#### [YOUR INSTRUCTIONS]
Copy every line that contains the string "into" from the entries below.
==== ENTRIES PROVIDED
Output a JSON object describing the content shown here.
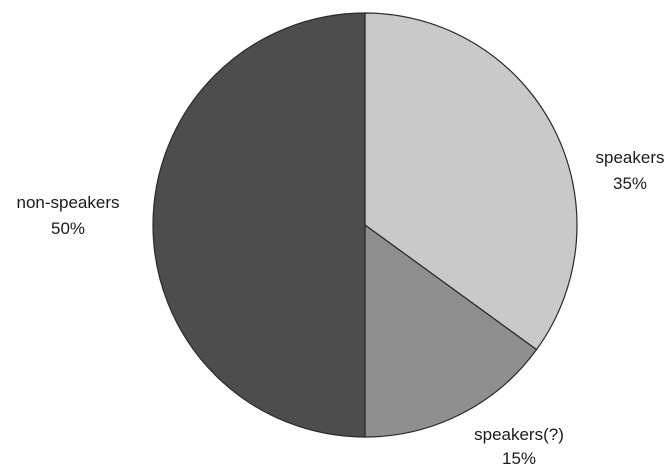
{
  "chart_data": {
    "type": "pie",
    "title": "",
    "slices": [
      {
        "name": "speakers",
        "value": 35,
        "pct_label": "35%",
        "color": "#c9c9c9"
      },
      {
        "name": "speakers(?)",
        "value": 15,
        "pct_label": "15%",
        "color": "#8f8f8f"
      },
      {
        "name": "non-speakers",
        "value": 50,
        "pct_label": "50%",
        "color": "#4d4d4d"
      }
    ],
    "start_angle": "12 o'clock",
    "direction": "clockwise",
    "edge_color": "#2a2a2a",
    "legend": "none"
  }
}
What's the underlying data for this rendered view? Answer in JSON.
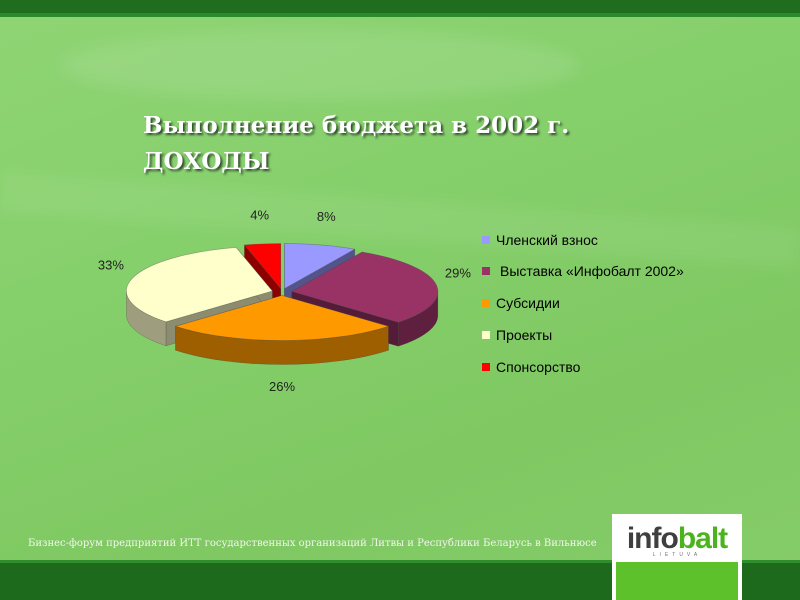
{
  "slide": {
    "title_line1": "Выполнение бюджета в 2002 г.",
    "title_line2": "ДОХОДЫ",
    "footer": "Бизнес-форум предприятий ИТТ государственных организаций Литвы и Республики Беларусь в Вильнюсе"
  },
  "logo": {
    "word_part1": "info",
    "word_part2": "balt",
    "subtitle": "LIETUVA"
  },
  "chart_data": {
    "type": "pie",
    "style": "3d exploded",
    "title": "",
    "legend_position": "right",
    "slices": [
      {
        "label": "Членский взнос",
        "value": 8,
        "value_label": "8%",
        "color": "#9999ff"
      },
      {
        "label": "Выставка «Инфобалт 2002»",
        "value": 29,
        "value_label": "29%",
        "color": "#993366"
      },
      {
        "label": "Субсидии",
        "value": 26,
        "value_label": "26%",
        "color": "#ff9900"
      },
      {
        "label": "Проекты",
        "value": 33,
        "value_label": "33%",
        "color": "#ffffcc"
      },
      {
        "label": "Спонсорство",
        "value": 4,
        "value_label": "4%",
        "color": "#ff0000"
      }
    ]
  }
}
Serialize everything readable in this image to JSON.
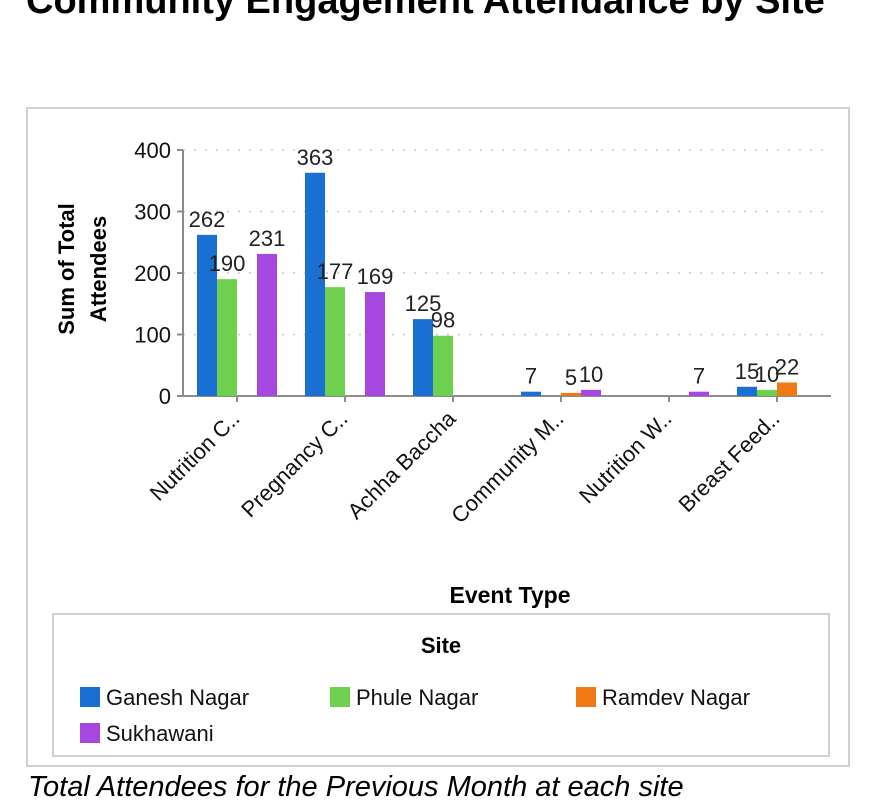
{
  "page": {
    "title": "Community Engagement Attendance by Site",
    "caption": "Total Attendees for the Previous Month at each site"
  },
  "chart_data": {
    "type": "bar",
    "title": "",
    "xlabel": "Event Type",
    "ylabel_lines": [
      "Sum of Total",
      "Attendees"
    ],
    "categories": [
      "Nutrition C..",
      "Pregnancy C..",
      "Achha Baccha",
      "Community M..",
      "Nutrition W..",
      "Breast Feed.."
    ],
    "yticks": [
      0,
      100,
      200,
      300,
      400
    ],
    "ylim": [
      0,
      400
    ],
    "grid": "horizontal dotted",
    "legend": {
      "title": "Site",
      "placement": "bottom"
    },
    "series": [
      {
        "name": "Ganesh Nagar",
        "color": "#1a6fd2",
        "values": [
          262,
          363,
          125,
          7,
          null,
          15
        ]
      },
      {
        "name": "Phule Nagar",
        "color": "#6fcf4e",
        "values": [
          190,
          177,
          98,
          null,
          null,
          10
        ]
      },
      {
        "name": "Ramdev Nagar",
        "color": "#ef7a13",
        "values": [
          null,
          null,
          null,
          5,
          null,
          22
        ]
      },
      {
        "name": "Sukhawani",
        "color": "#a648e0",
        "values": [
          231,
          169,
          null,
          10,
          7,
          null
        ]
      }
    ]
  }
}
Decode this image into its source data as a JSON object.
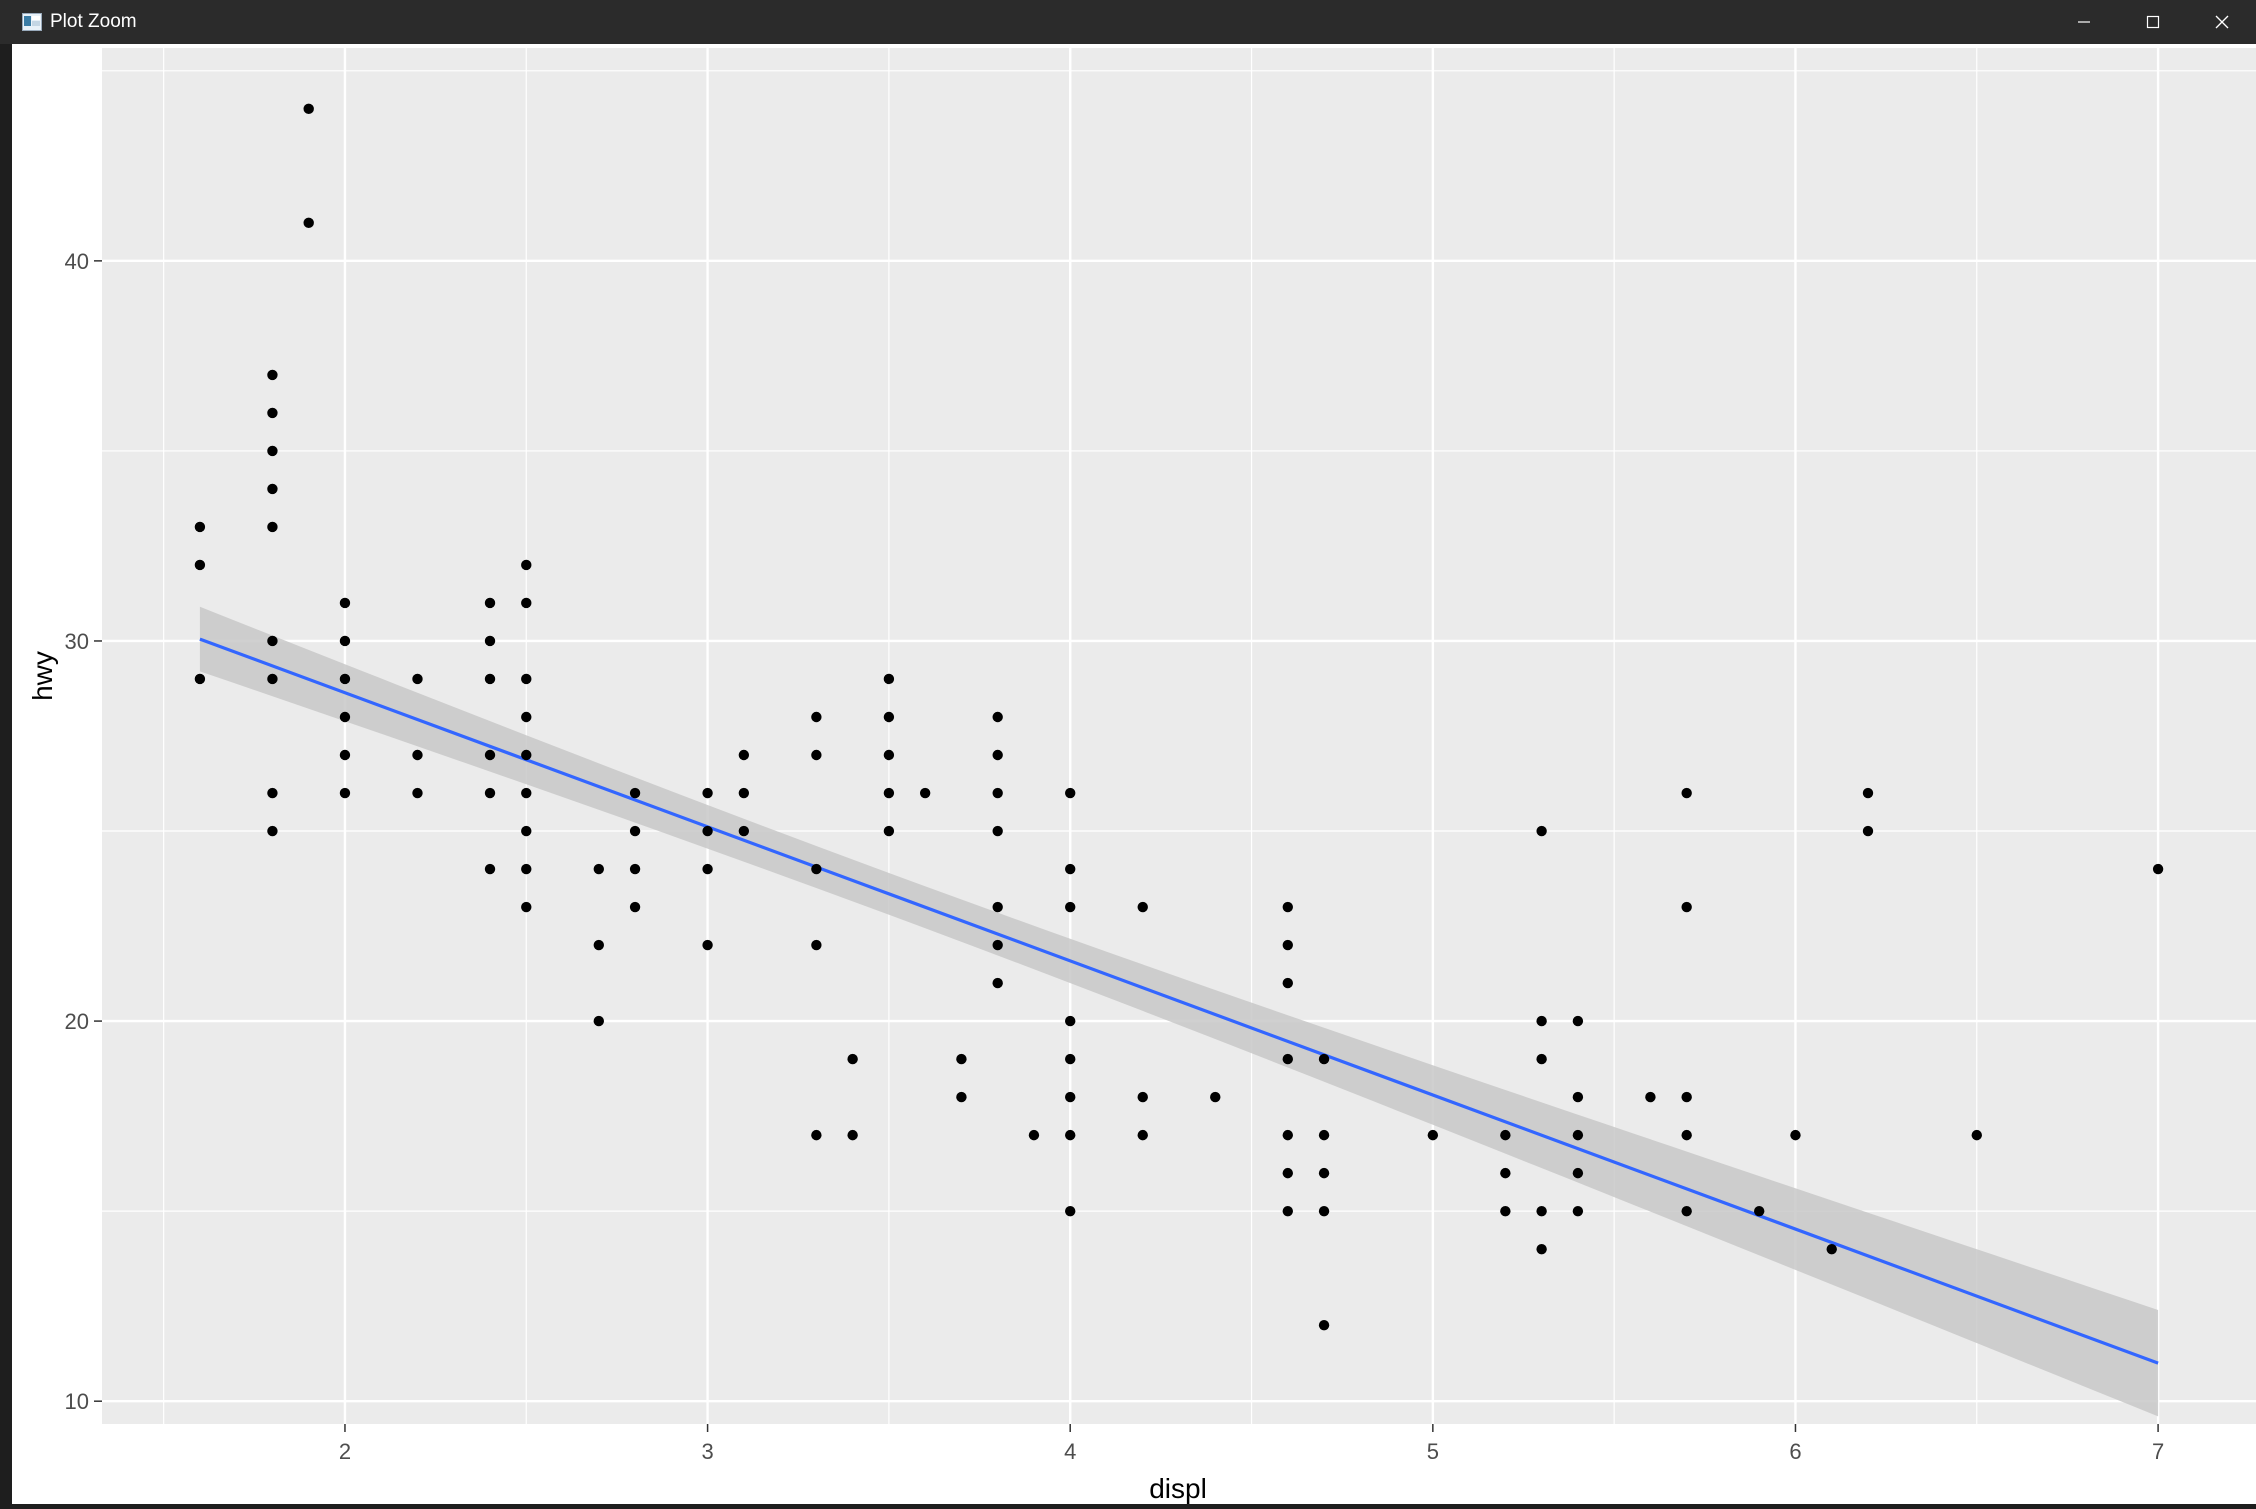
{
  "window": {
    "title": "Plot Zoom",
    "icons": {
      "app": "plot-window-icon",
      "minimize": "minimize-icon",
      "maximize": "maximize-icon",
      "close": "close-icon"
    }
  },
  "colors": {
    "panel_bg": "#EBEBEB",
    "grid": "#FFFFFF",
    "points": "#000000",
    "smooth_line": "#3366FF",
    "confidence_band": "#C8C8C8",
    "axis_text": "#4D4D4D"
  },
  "chart_data": {
    "type": "scatter",
    "title": "",
    "xlabel": "displ",
    "ylabel": "hwy",
    "xlim": [
      1.33,
      7.27
    ],
    "ylim": [
      9.4,
      45.6
    ],
    "x_ticks": [
      2,
      3,
      4,
      5,
      6,
      7
    ],
    "y_ticks": [
      10,
      20,
      30,
      40
    ],
    "x_minor_ticks": [
      1.5,
      2.5,
      3.5,
      4.5,
      5.5,
      6.5
    ],
    "y_minor_ticks": [
      15,
      25,
      35,
      45
    ],
    "grid": true,
    "legend": "none",
    "points": [
      [
        1.6,
        33
      ],
      [
        1.6,
        32
      ],
      [
        1.6,
        29
      ],
      [
        1.8,
        37
      ],
      [
        1.8,
        36
      ],
      [
        1.8,
        35
      ],
      [
        1.8,
        34
      ],
      [
        1.8,
        33
      ],
      [
        1.8,
        30
      ],
      [
        1.8,
        29
      ],
      [
        1.8,
        26
      ],
      [
        1.8,
        25
      ],
      [
        1.9,
        44
      ],
      [
        1.9,
        41
      ],
      [
        2.0,
        31
      ],
      [
        2.0,
        30
      ],
      [
        2.0,
        29
      ],
      [
        2.0,
        28
      ],
      [
        2.0,
        27
      ],
      [
        2.0,
        26
      ],
      [
        2.2,
        29
      ],
      [
        2.2,
        27
      ],
      [
        2.2,
        26
      ],
      [
        2.4,
        31
      ],
      [
        2.4,
        30
      ],
      [
        2.4,
        29
      ],
      [
        2.4,
        27
      ],
      [
        2.4,
        26
      ],
      [
        2.4,
        24
      ],
      [
        2.5,
        32
      ],
      [
        2.5,
        31
      ],
      [
        2.5,
        29
      ],
      [
        2.5,
        28
      ],
      [
        2.5,
        27
      ],
      [
        2.5,
        26
      ],
      [
        2.5,
        25
      ],
      [
        2.5,
        24
      ],
      [
        2.5,
        23
      ],
      [
        2.7,
        24
      ],
      [
        2.7,
        22
      ],
      [
        2.7,
        20
      ],
      [
        2.8,
        26
      ],
      [
        2.8,
        25
      ],
      [
        2.8,
        24
      ],
      [
        2.8,
        23
      ],
      [
        3.0,
        26
      ],
      [
        3.0,
        25
      ],
      [
        3.0,
        24
      ],
      [
        3.0,
        22
      ],
      [
        3.1,
        27
      ],
      [
        3.1,
        26
      ],
      [
        3.1,
        25
      ],
      [
        3.3,
        28
      ],
      [
        3.3,
        27
      ],
      [
        3.3,
        24
      ],
      [
        3.3,
        22
      ],
      [
        3.3,
        17
      ],
      [
        3.4,
        19
      ],
      [
        3.4,
        17
      ],
      [
        3.5,
        29
      ],
      [
        3.5,
        28
      ],
      [
        3.5,
        27
      ],
      [
        3.5,
        26
      ],
      [
        3.5,
        25
      ],
      [
        3.6,
        26
      ],
      [
        3.7,
        19
      ],
      [
        3.7,
        18
      ],
      [
        3.8,
        28
      ],
      [
        3.8,
        27
      ],
      [
        3.8,
        26
      ],
      [
        3.8,
        25
      ],
      [
        3.8,
        23
      ],
      [
        3.8,
        22
      ],
      [
        3.8,
        21
      ],
      [
        3.9,
        17
      ],
      [
        4.0,
        26
      ],
      [
        4.0,
        24
      ],
      [
        4.0,
        23
      ],
      [
        4.0,
        20
      ],
      [
        4.0,
        19
      ],
      [
        4.0,
        18
      ],
      [
        4.0,
        17
      ],
      [
        4.0,
        15
      ],
      [
        4.2,
        23
      ],
      [
        4.2,
        18
      ],
      [
        4.2,
        17
      ],
      [
        4.4,
        18
      ],
      [
        4.6,
        23
      ],
      [
        4.6,
        22
      ],
      [
        4.6,
        21
      ],
      [
        4.6,
        19
      ],
      [
        4.6,
        17
      ],
      [
        4.6,
        16
      ],
      [
        4.6,
        15
      ],
      [
        4.7,
        19
      ],
      [
        4.7,
        17
      ],
      [
        4.7,
        16
      ],
      [
        4.7,
        15
      ],
      [
        4.7,
        12
      ],
      [
        5.0,
        17
      ],
      [
        5.2,
        17
      ],
      [
        5.2,
        16
      ],
      [
        5.2,
        15
      ],
      [
        5.3,
        25
      ],
      [
        5.3,
        20
      ],
      [
        5.3,
        19
      ],
      [
        5.3,
        15
      ],
      [
        5.3,
        14
      ],
      [
        5.4,
        20
      ],
      [
        5.4,
        18
      ],
      [
        5.4,
        17
      ],
      [
        5.4,
        16
      ],
      [
        5.4,
        15
      ],
      [
        5.6,
        18
      ],
      [
        5.7,
        26
      ],
      [
        5.7,
        23
      ],
      [
        5.7,
        18
      ],
      [
        5.7,
        17
      ],
      [
        5.7,
        15
      ],
      [
        5.9,
        15
      ],
      [
        6.0,
        17
      ],
      [
        6.1,
        14
      ],
      [
        6.2,
        26
      ],
      [
        6.2,
        25
      ],
      [
        6.5,
        17
      ],
      [
        7.0,
        24
      ]
    ],
    "smooth": {
      "method": "linear",
      "x": [
        1.6,
        7.0
      ],
      "y": [
        30.05,
        11.0
      ],
      "ci_upper": [
        30.9,
        12.4
      ],
      "ci_lower": [
        29.2,
        9.6
      ],
      "ci_center_halfwidth": 0.55,
      "x_center": 3.47
    }
  }
}
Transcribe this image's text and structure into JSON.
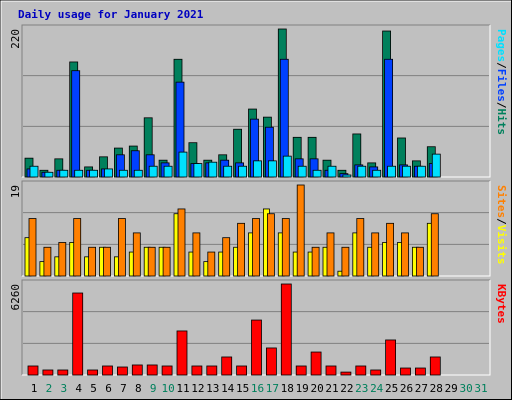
{
  "chart_data": [
    {
      "type": "bar",
      "title": "Daily usage for January 2021",
      "ylim": [
        0,
        220
      ],
      "yticks": [
        220
      ],
      "series": [
        {
          "name": "Hits",
          "color": "#00805c",
          "values": [
            28,
            10,
            27,
            171,
            15,
            30,
            43,
            46,
            88,
            25,
            175,
            51,
            25,
            33,
            71,
            101,
            89,
            220,
            59,
            59,
            25,
            10,
            64,
            21,
            217,
            58,
            24,
            45,
            0,
            0,
            0
          ]
        },
        {
          "name": "Files",
          "color": "#0040ff",
          "values": [
            12,
            7,
            10,
            158,
            10,
            12,
            33,
            39,
            33,
            21,
            141,
            20,
            21,
            25,
            21,
            86,
            74,
            175,
            27,
            27,
            10,
            5,
            18,
            15,
            175,
            18,
            16,
            20,
            0,
            0,
            0
          ]
        },
        {
          "name": "Pages",
          "color": "#00e0ff",
          "values": [
            16,
            7,
            10,
            10,
            10,
            12,
            10,
            10,
            16,
            16,
            37,
            20,
            22,
            16,
            16,
            24,
            24,
            31,
            16,
            10,
            16,
            3,
            16,
            10,
            16,
            16,
            16,
            34,
            0,
            0,
            0
          ]
        }
      ]
    },
    {
      "type": "bar",
      "ylim": [
        0,
        19
      ],
      "yticks": [
        19
      ],
      "series": [
        {
          "name": "Visits",
          "color": "#ffff00",
          "values": [
            8,
            3,
            4,
            7,
            4,
            6,
            4,
            5,
            6,
            6,
            13,
            5,
            3,
            5,
            6,
            9,
            14,
            9,
            5,
            5,
            6,
            1,
            9,
            6,
            7,
            7,
            6,
            11,
            0,
            0,
            0
          ]
        },
        {
          "name": "Sites",
          "color": "#ff8000",
          "values": [
            12,
            6,
            7,
            12,
            6,
            6,
            12,
            9,
            6,
            6,
            14,
            9,
            5,
            8,
            11,
            12,
            13,
            12,
            19,
            6,
            9,
            6,
            12,
            9,
            11,
            9,
            6,
            13,
            0,
            0,
            0
          ]
        }
      ]
    },
    {
      "type": "bar",
      "ylim": [
        0,
        6260
      ],
      "yticks": [
        6260
      ],
      "categories": [
        "1",
        "2",
        "3",
        "4",
        "5",
        "6",
        "7",
        "8",
        "9",
        "10",
        "11",
        "12",
        "13",
        "14",
        "15",
        "16",
        "17",
        "18",
        "19",
        "20",
        "21",
        "22",
        "23",
        "24",
        "25",
        "26",
        "27",
        "28",
        "29",
        "30",
        "31"
      ],
      "category_colors": [
        "#000000",
        "#00805c",
        "#00805c",
        "#000000",
        "#000000",
        "#000000",
        "#000000",
        "#000000",
        "#00805c",
        "#00805c",
        "#000000",
        "#000000",
        "#000000",
        "#000000",
        "#000000",
        "#00805c",
        "#00805c",
        "#000000",
        "#000000",
        "#000000",
        "#000000",
        "#000000",
        "#00805c",
        "#00805c",
        "#000000",
        "#000000",
        "#000000",
        "#000000",
        "#000000",
        "#00805c",
        "#00805c"
      ],
      "series": [
        {
          "name": "KBytes",
          "color": "#ff0000",
          "values": [
            620,
            345,
            345,
            5640,
            345,
            620,
            550,
            690,
            690,
            620,
            3030,
            620,
            620,
            1240,
            620,
            3780,
            1860,
            6260,
            620,
            1580,
            620,
            200,
            620,
            345,
            2410,
            480,
            480,
            1240,
            0,
            0,
            0
          ]
        }
      ]
    }
  ]
}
========
#### [RESULT]
Decode this image into its source data as a JSON object.
Transcribe this image's text and structure into JSON.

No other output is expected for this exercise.